» Problem
Search the listing below for the string "Compensation" and show each line that contains it.

● ● ● ●

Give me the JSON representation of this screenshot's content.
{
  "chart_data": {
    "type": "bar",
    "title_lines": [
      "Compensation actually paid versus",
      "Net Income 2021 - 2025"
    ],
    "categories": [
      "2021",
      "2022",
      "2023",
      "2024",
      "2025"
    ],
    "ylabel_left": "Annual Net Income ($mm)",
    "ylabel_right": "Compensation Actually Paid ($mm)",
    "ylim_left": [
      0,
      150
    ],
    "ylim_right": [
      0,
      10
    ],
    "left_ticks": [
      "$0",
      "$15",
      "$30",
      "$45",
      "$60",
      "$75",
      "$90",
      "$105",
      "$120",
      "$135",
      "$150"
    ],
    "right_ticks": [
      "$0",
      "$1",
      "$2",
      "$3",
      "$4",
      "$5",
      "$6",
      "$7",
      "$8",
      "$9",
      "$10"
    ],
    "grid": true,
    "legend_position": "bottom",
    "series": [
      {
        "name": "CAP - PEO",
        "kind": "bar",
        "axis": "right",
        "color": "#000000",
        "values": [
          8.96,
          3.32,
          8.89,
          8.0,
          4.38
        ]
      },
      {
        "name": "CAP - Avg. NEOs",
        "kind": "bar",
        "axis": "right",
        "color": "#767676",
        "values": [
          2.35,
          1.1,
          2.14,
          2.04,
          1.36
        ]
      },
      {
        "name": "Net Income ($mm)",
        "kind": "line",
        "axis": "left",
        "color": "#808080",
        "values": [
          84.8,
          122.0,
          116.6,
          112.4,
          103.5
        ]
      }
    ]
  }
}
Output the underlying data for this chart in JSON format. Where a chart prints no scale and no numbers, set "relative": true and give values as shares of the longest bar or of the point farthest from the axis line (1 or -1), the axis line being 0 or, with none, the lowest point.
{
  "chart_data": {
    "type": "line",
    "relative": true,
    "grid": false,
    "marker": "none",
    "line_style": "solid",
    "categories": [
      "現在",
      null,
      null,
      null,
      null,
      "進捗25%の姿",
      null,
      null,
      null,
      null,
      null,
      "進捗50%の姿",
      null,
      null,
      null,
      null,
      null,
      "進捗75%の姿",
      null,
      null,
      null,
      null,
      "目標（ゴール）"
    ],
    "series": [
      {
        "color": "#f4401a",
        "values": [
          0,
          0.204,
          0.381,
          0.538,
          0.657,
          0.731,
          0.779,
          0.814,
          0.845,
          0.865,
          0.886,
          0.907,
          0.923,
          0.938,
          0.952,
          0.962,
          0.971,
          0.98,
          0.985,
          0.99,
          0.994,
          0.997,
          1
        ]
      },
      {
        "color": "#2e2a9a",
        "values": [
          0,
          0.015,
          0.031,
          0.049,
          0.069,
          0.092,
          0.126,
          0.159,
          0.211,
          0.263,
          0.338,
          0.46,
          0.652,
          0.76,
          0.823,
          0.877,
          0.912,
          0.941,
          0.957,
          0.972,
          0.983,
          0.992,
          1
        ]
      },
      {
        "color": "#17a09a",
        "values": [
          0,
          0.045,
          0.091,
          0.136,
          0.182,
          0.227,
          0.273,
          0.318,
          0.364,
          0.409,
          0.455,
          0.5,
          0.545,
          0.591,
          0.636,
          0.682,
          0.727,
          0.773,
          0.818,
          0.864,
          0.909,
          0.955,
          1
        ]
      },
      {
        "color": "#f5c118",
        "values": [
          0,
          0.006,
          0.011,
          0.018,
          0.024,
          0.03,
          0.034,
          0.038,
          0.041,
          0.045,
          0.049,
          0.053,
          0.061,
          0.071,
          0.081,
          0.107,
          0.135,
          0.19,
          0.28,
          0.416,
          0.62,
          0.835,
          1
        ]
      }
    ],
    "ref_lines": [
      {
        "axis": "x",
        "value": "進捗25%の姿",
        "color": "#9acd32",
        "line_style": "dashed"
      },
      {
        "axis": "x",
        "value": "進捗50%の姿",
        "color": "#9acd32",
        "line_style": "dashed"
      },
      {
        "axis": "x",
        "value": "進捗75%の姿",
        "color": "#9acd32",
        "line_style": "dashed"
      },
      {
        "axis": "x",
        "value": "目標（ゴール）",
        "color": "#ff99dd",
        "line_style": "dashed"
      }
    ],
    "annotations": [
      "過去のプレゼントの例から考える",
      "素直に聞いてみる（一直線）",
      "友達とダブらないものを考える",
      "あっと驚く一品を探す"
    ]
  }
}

● ● ● ●

» Solution to this task
      "Compensation actually paid versus",
    "ylabel_right": "Compensation Actually Paid ($mm)",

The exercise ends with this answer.